**TASK DESCRIPTION:**
Copy whichever lines contain the string "OfficeMax".

════════════════════

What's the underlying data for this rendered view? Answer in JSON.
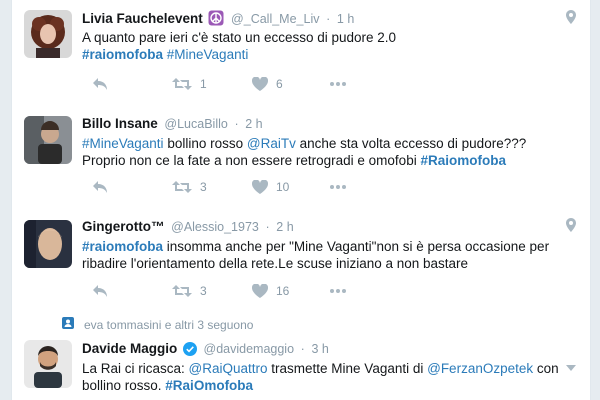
{
  "tweets": [
    {
      "name": "Livia Fauchelevent",
      "handle": "@_Call_Me_Liv",
      "time": "1 h",
      "segments": [
        {
          "t": "A quanto pare ieri c'è stato un eccesso di pudore 2.0",
          "k": "text"
        },
        {
          "t": "\n",
          "k": "br"
        },
        {
          "t": "#raiomofoba",
          "k": "tag"
        },
        {
          "t": " ",
          "k": "text"
        },
        {
          "t": "#MineVaganti",
          "k": "link"
        }
      ],
      "retweets": "1",
      "likes": "6"
    },
    {
      "name": "Billo Insane",
      "handle": "@LucaBillo",
      "time": "2 h",
      "segments": [
        {
          "t": "#MineVaganti",
          "k": "link"
        },
        {
          "t": " bollino rosso ",
          "k": "text"
        },
        {
          "t": "@RaiTv",
          "k": "link"
        },
        {
          "t": " anche sta volta eccesso di pudore???",
          "k": "text"
        },
        {
          "t": "\n",
          "k": "br"
        },
        {
          "t": "Proprio non ce la fate a non essere retrogradi e omofobi ",
          "k": "text"
        },
        {
          "t": "#Raiomofoba",
          "k": "tag"
        }
      ],
      "retweets": "3",
      "likes": "10"
    },
    {
      "name": "Gingerotto™",
      "handle": "@Alessio_1973",
      "time": "2 h",
      "segments": [
        {
          "t": "#raiomofoba",
          "k": "tag"
        },
        {
          "t": " insomma anche per \"Mine Vaganti\"non si è persa occasione per",
          "k": "text"
        },
        {
          "t": "\n",
          "k": "br"
        },
        {
          "t": "ribadire l'orientamento della rete.Le scuse iniziano a non bastare",
          "k": "text"
        }
      ],
      "retweets": "3",
      "likes": "16"
    },
    {
      "context": "eva tommasini e altri 3 seguono",
      "name": "Davide Maggio",
      "handle": "@davidemaggio",
      "time": "3 h",
      "segments": [
        {
          "t": "La Rai ci ricasca: ",
          "k": "text"
        },
        {
          "t": "@RaiQuattro",
          "k": "link"
        },
        {
          "t": " trasmette Mine Vaganti di ",
          "k": "text"
        },
        {
          "t": "@FerzanOzpetek",
          "k": "link"
        },
        {
          "t": " con",
          "k": "text"
        },
        {
          "t": "\n",
          "k": "br"
        },
        {
          "t": "bollino rosso. ",
          "k": "text"
        },
        {
          "t": "#RaiOmofoba",
          "k": "tag"
        }
      ]
    }
  ],
  "colors": {
    "link": "#2b7bb9",
    "muted": "#8899a6",
    "icon": "#aab8c2",
    "verified": "#1da1f2",
    "peace_badge": "#9b59b6",
    "border": "#e1e8ed"
  },
  "icons": [
    "reply-icon",
    "retweet-icon",
    "like-icon",
    "more-icon",
    "location-pin-icon",
    "peace-badge-icon",
    "verified-badge-icon",
    "follow-context-icon",
    "caret-down-icon"
  ]
}
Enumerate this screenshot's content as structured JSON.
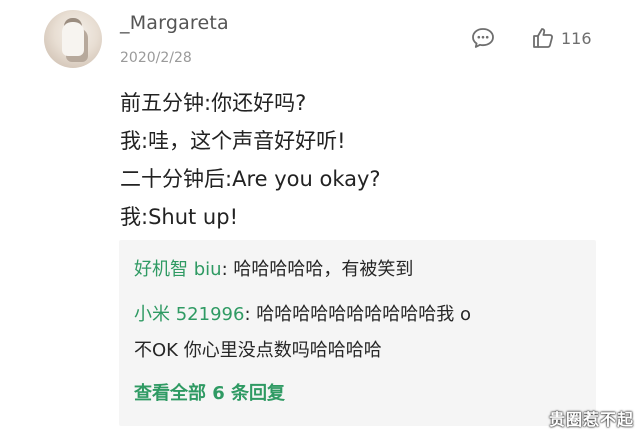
{
  "user": {
    "name": "_Margareta",
    "date": "2020/2/28"
  },
  "actions": {
    "like_count": "116"
  },
  "comment_lines": [
    "前五分钟:你还好吗?",
    "我:哇，这个声音好好听!",
    "二十分钟后:Are you okay?",
    "我:Shut up!"
  ],
  "replies": [
    {
      "author": "好机智 biu",
      "text": ": 哈哈哈哈哈，有被笑到"
    },
    {
      "author": "小米 521996",
      "text": ": 哈哈哈哈哈哈哈哈哈哈我 o",
      "continuation": "不OK 你心里没点数吗哈哈哈哈"
    }
  ],
  "view_all": "查看全部 6 条回复",
  "watermark": "贵圈惹不起",
  "colors": {
    "accent_green": "#2f9a63",
    "reply_bg": "#f5f5f5",
    "icon_gray": "#6e6e6e"
  }
}
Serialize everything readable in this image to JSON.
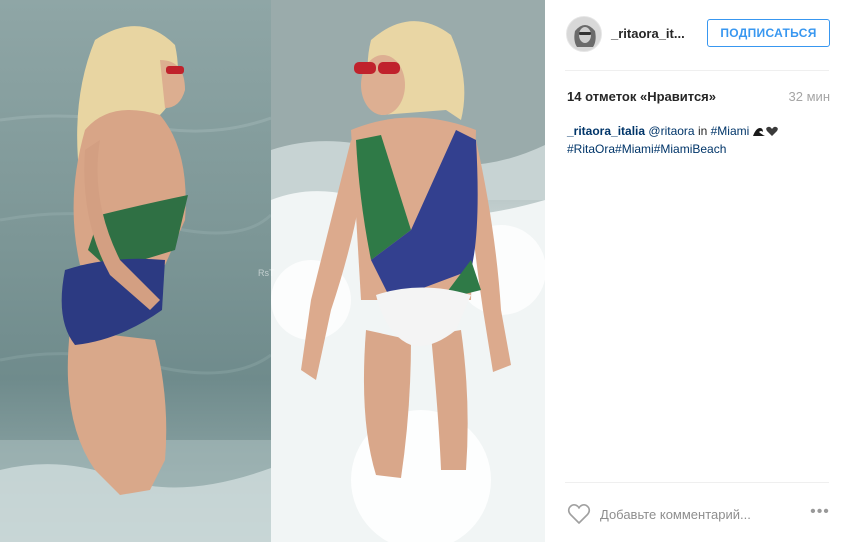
{
  "post": {
    "image_alt": "Two side-by-side beach photos of a woman in a green, blue and white swimsuit",
    "watermark": "RsT"
  },
  "header": {
    "username": "_ritaora_it...",
    "follow_label": "ПОДПИСАТЬСЯ"
  },
  "stats": {
    "likes": "14 отметок «Нравится»",
    "time": "32 мин"
  },
  "caption": {
    "username": "_ritaora_italia",
    "mention": "@ritaora",
    "in_text": "in",
    "location_tag": "#Miami",
    "hashtags": "#RitaOra#Miami#MiamiBeach"
  },
  "footer": {
    "comment_placeholder": "Добавьте комментарий...",
    "more_label": "•••"
  },
  "colors": {
    "accent": "#3897f0",
    "link": "#003569",
    "muted": "#a5a5a5"
  },
  "icons": [
    "heart-icon",
    "more-options-icon",
    "avatar"
  ]
}
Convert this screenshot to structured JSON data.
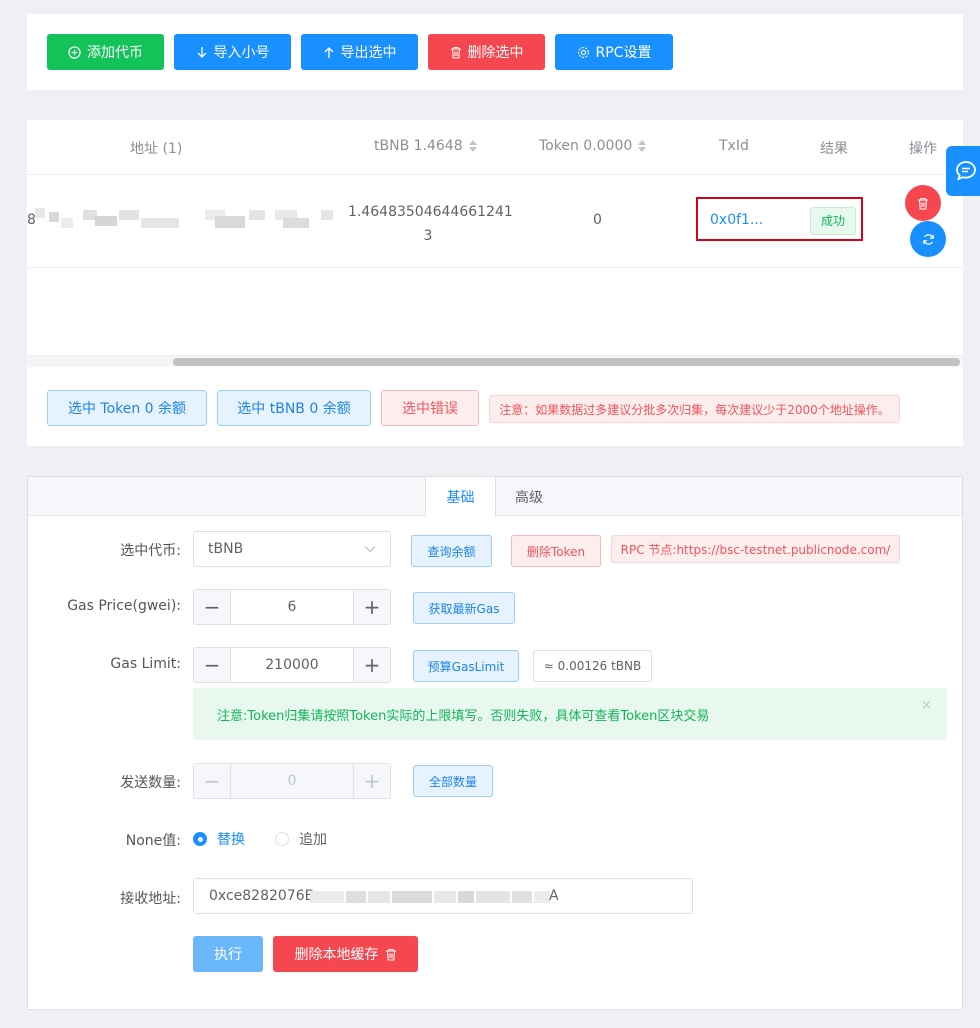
{
  "toolbar": {
    "add_token": "添加代币",
    "import_sub": "导入小号",
    "export_selected": "导出选中",
    "delete_selected": "删除选中",
    "rpc_settings": "RPC设置"
  },
  "table": {
    "columns": {
      "address": "地址 (1)",
      "tbnb": "tBNB 1.4648",
      "token": "Token 0.0000",
      "txid": "TxId",
      "result": "结果",
      "action": "操作"
    },
    "rows": [
      {
        "address_prefix": "8",
        "tbnb_line1": "1.46483504644661241",
        "tbnb_line2": "3",
        "token": "0",
        "txid": "0x0f1...",
        "result": "成功"
      }
    ]
  },
  "filters": {
    "select_token_zero": "选中 Token 0 余额",
    "select_tbnb_zero": "选中 tBNB 0 余额",
    "select_error": "选中错误",
    "notice": "注意：如果数据过多建议分批多次归集，每次建议少于2000个地址操作。"
  },
  "tabs": [
    "基础",
    "高级"
  ],
  "form": {
    "token_label": "选中代币:",
    "token_value": "tBNB",
    "query_balance": "查询余额",
    "delete_token": "删除Token",
    "rpc_node": "RPC 节点:https://bsc-testnet.publicnode.com/",
    "gas_price_label": "Gas Price(gwei):",
    "gas_price_value": "6",
    "fetch_gas": "获取最新Gas",
    "gas_limit_label": "Gas Limit:",
    "gas_limit_value": "210000",
    "estimate_gas": "预算GasLimit",
    "gas_estimate": "≈ 0.00126 tBNB",
    "alert": "注意:Token归集请按照Token实际的上限填写。否则失败，具体可查看Token区块交易",
    "amount_label": "发送数量:",
    "amount_value": "0",
    "all_amount": "全部数量",
    "nonce_label": "None值:",
    "radio_replace": "替换",
    "radio_append": "追加",
    "receiver_label": "接收地址:",
    "receiver_prefix": "0xce8282076E",
    "receiver_suffix": "A",
    "execute": "执行",
    "clear_cache": "删除本地缓存"
  },
  "colors": {
    "primary": "#1890ff",
    "success": "#13c35a",
    "danger": "#f5474f"
  }
}
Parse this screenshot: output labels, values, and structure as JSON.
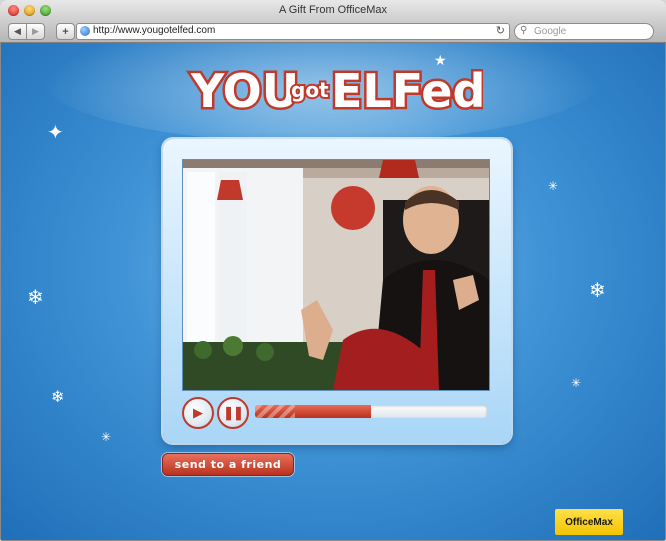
{
  "window": {
    "title": "A Gift From OfficeMax"
  },
  "toolbar": {
    "url": "http://www.yougotelfed.com",
    "search_placeholder": "Google",
    "add_label": "+",
    "reload_label": "↻",
    "back_label": "◀",
    "forward_label": "▶"
  },
  "page": {
    "logo_text": {
      "word1": "YOU",
      "word2": "got",
      "word3": "ELFed"
    },
    "player": {
      "play_label": "▶",
      "pause_label": "❚❚",
      "progress": 0.5
    },
    "send_button_label": "send to a friend",
    "brand_label": "OfficeMax"
  },
  "colors": {
    "background": "#3f93d6",
    "accent_red": "#c0392b",
    "brand_yellow": "#f3c400"
  }
}
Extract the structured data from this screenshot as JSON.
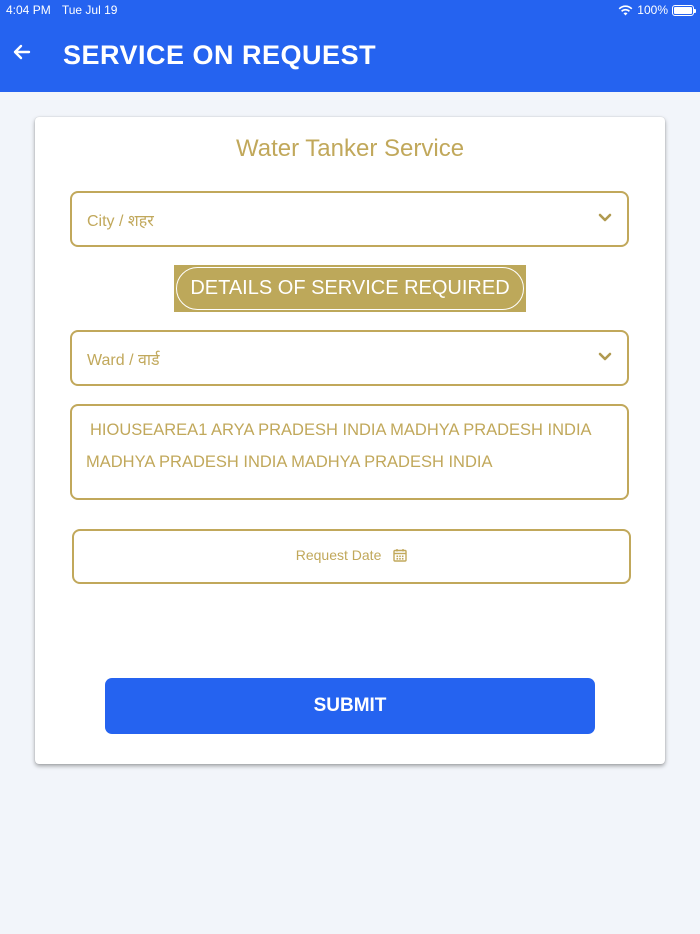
{
  "status_bar": {
    "time": "4:04 PM",
    "date": "Tue Jul 19",
    "battery": "100%"
  },
  "header": {
    "title": "SERVICE ON REQUEST"
  },
  "card": {
    "title": "Water Tanker Service",
    "city_select": {
      "placeholder": "City / शहर"
    },
    "section_label": "DETAILS OF SERVICE REQUIRED",
    "ward_select": {
      "placeholder": "Ward / वार्ड"
    },
    "address_text": "HIOUSEAREA1 ARYA PRADESH INDIA MADHYA PRADESH INDIA MADHYA PRADESH INDIA MADHYA PRADESH INDIA",
    "request_date": {
      "placeholder": "Request Date"
    },
    "submit_label": "SUBMIT"
  },
  "colors": {
    "brand_blue": "#2563f0",
    "accent_gold": "#c1a85b",
    "background": "#f2f5fa"
  },
  "icons": [
    "back-arrow-icon",
    "wifi-icon",
    "battery-icon",
    "chevron-down-icon",
    "calendar-icon"
  ]
}
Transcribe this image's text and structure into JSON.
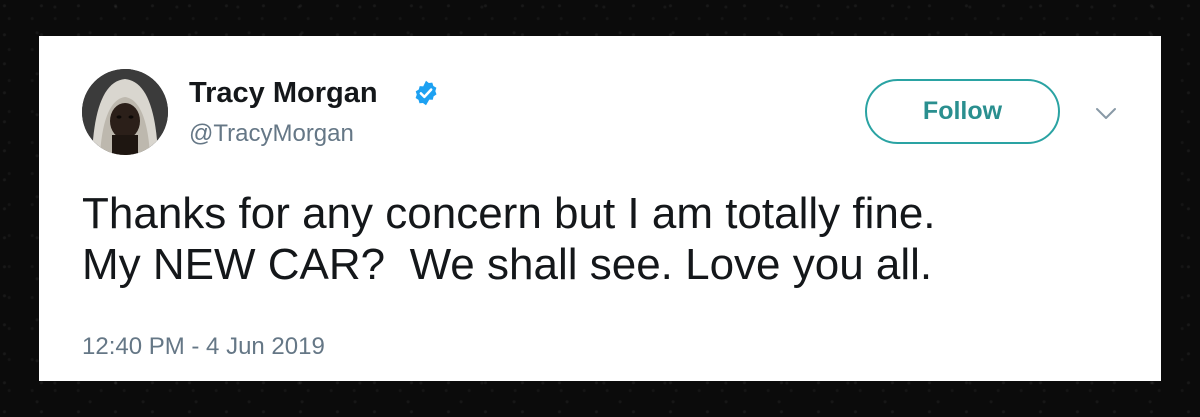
{
  "tweet": {
    "author": {
      "name": "Tracy Morgan",
      "handle": "@TracyMorgan",
      "verified": true,
      "avatar_icon": "person-avatar"
    },
    "follow_label": "Follow",
    "menu_icon": "chevron-down-icon",
    "text_lines": [
      "Thanks for any concern but I am totally fine.",
      "My NEW CAR?  We shall see. Love you all."
    ],
    "timestamp": "12:40 PM - 4 Jun 2019"
  },
  "colors": {
    "background": "#0b0b0b",
    "card": "#ffffff",
    "name": "#14171a",
    "secondary_text": "#657786",
    "verified_badge": "#1da1f2",
    "follow_accent": "#2aa3a3"
  }
}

════════════════════

**OUTPUT FOR THIS EXERCISE:**
    "title": "A Gift From OfficeMax"
    "brand_label": "OfficeMax"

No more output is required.